Some listing:
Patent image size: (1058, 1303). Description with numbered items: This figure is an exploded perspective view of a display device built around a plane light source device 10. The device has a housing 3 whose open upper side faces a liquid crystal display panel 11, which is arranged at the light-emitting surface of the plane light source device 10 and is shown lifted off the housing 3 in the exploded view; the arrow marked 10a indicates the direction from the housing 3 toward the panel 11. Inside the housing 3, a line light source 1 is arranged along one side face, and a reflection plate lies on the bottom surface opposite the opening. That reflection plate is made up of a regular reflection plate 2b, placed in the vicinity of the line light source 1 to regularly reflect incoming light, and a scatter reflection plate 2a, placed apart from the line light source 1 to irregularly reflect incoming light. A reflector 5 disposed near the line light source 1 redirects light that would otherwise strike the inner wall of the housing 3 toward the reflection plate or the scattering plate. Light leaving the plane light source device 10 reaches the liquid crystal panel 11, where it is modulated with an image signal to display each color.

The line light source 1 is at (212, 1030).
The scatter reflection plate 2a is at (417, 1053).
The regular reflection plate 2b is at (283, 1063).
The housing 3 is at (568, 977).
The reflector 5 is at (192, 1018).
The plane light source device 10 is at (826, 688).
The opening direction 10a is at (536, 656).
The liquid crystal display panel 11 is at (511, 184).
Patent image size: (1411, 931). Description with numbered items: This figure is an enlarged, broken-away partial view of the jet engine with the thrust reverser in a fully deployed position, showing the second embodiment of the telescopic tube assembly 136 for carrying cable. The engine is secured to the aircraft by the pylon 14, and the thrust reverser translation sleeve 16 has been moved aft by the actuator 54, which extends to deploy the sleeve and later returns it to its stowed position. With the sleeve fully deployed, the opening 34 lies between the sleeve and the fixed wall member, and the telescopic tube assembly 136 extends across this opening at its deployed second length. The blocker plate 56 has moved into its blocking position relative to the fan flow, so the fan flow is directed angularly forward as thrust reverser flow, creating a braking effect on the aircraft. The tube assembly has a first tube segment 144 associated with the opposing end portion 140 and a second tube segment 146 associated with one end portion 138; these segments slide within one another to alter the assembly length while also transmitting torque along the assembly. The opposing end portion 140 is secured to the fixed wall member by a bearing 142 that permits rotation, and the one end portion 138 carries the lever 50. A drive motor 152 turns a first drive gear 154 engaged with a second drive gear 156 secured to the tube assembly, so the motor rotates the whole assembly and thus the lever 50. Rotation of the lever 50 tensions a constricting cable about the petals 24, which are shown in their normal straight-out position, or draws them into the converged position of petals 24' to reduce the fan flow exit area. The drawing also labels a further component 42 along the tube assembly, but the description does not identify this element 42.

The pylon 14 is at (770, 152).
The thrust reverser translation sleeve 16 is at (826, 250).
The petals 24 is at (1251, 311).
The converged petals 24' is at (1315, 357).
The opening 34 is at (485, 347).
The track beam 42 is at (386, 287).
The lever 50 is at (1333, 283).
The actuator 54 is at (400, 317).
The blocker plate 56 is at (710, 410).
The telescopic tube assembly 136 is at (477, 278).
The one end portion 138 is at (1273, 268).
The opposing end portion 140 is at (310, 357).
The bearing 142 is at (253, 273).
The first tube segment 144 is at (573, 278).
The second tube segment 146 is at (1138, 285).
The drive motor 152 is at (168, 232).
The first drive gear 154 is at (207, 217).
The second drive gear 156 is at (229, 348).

**The task**
Pull out each line of the listing above that contains the word "plane".

**Response to the exercise**
Patent image size: (1058, 1303). Description with numbered items: This figure is an exploded perspective view of a display device built around a plane light source device 10. The device has a housing 3 whose open upper side faces a liquid crystal display panel 11, which is arranged at the light-emitting surface of the plane light source device 10 and is shown lifted off the housing 3 in the exploded view; the arrow marked 10a indicates the direction from the housing 3 toward the panel 11. Inside the housing 3, a line light source 1 is arranged along one side face, and a reflection plate lies on the bottom surface opposite the opening. That reflection plate is made up of a regular reflection plate 2b, placed in the vicinity of the line light source 1 to regularly reflect incoming light, and a scatter reflection plate 2a, placed apart from the line light source 1 to irregularly reflect incoming light. A reflector 5 disposed near the line light source 1 redirects light that would otherwise strike the inner wall of the housing 3 toward the reflection plate or the scattering plate. Light leaving the plane light source device 10 reaches the liquid crystal panel 11, where it is modulated with an image signal to display each color.
The plane light source device 10 is at (826, 688).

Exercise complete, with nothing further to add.